Exercise instructions
Treat the line containing "Read this page and output its text content." as the first line and the final line of the material below as the last; reproduce that range exactly.

Stored records
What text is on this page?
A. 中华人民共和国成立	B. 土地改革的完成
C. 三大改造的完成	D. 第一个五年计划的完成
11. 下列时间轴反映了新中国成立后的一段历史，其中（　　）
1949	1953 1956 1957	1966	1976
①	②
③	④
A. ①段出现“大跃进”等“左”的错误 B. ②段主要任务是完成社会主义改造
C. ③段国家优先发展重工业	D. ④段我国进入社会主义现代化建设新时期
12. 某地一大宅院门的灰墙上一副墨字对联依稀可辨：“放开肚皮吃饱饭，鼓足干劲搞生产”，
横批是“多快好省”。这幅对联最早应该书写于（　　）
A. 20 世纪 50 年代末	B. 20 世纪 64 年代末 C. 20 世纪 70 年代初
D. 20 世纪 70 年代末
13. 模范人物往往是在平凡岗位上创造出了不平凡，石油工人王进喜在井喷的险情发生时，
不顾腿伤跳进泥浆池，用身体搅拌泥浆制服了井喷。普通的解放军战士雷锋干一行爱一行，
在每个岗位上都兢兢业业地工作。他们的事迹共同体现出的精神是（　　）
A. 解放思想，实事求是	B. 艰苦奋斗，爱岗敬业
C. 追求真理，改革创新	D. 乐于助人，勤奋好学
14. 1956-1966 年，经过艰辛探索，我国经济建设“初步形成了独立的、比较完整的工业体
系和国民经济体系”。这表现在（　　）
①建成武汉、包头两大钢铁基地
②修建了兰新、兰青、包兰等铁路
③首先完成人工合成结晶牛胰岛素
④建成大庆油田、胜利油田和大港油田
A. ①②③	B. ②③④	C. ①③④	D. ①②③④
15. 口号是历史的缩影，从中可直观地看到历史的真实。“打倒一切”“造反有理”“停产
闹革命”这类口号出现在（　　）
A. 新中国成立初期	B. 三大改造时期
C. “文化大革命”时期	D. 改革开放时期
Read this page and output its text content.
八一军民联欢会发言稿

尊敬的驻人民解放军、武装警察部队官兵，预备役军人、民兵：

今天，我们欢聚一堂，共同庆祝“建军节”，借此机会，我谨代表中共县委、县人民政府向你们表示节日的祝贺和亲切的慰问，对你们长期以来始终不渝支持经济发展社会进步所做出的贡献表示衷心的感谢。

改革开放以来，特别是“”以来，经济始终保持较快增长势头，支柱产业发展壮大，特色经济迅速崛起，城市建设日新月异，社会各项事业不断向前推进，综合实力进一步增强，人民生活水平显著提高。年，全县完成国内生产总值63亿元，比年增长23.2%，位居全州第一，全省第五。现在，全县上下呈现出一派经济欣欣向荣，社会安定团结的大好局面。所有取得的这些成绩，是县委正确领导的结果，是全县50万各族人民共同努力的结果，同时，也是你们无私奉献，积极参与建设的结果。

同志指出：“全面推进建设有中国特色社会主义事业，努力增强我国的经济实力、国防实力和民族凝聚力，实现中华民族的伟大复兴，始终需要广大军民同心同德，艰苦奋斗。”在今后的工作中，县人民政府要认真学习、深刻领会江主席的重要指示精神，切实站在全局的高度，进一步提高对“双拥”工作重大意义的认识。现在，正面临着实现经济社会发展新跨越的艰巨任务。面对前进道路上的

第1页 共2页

Correct answer
Read this page and output its text content.
八一军民联欢会发言稿

尊敬的驻人民解放军、武装警察部队官兵，预备役军人、民兵：

今天，我们欢聚一堂，共同庆祝“建军节”，借此机会，我谨代表中共县委、县人民政府向你们表示节日的祝贺和亲切的慰问，对你们长期以来始终不渝支持经济发展社会进步所做出的贡献表示衷心的感谢。

改革开放以来，特别是“”以来，经济始终保持较快增长势头，支柱产业发展壮大，特色经济迅速崛起，城市建设日新月异，社会各项事业不断向前推进，综合实力进一步增强，人民生活水平显著提高。年，全县完成国内生产总值63亿元，比年增长23.2%，位居全州第一，全省第五。现在，全县上下呈现出一派经济欣欣向荣，社会安定团结的大好局面。所有取得的这些成绩，是县委正确领导的结果，是全县50万各族人民共同努力的结果，同时，也是你们无私奉献，积极参与建设的结果。

同志指出：“全面推进建设有中国特色社会主义事业，努力增强我国的经济实力、国防实力和民族凝聚力，实现中华民族的伟大复兴，始终需要广大军民同心同德，艰苦奋斗。”在今后的工作中，县人民政府要认真学习、深刻领会江主席的重要指示精神，切实站在全局的高度，进一步提高对“双拥”工作重大意义的认识。现在，正面临着实现经济社会发展新跨越的艰巨任务。面对前进道路上的

第1页 共2页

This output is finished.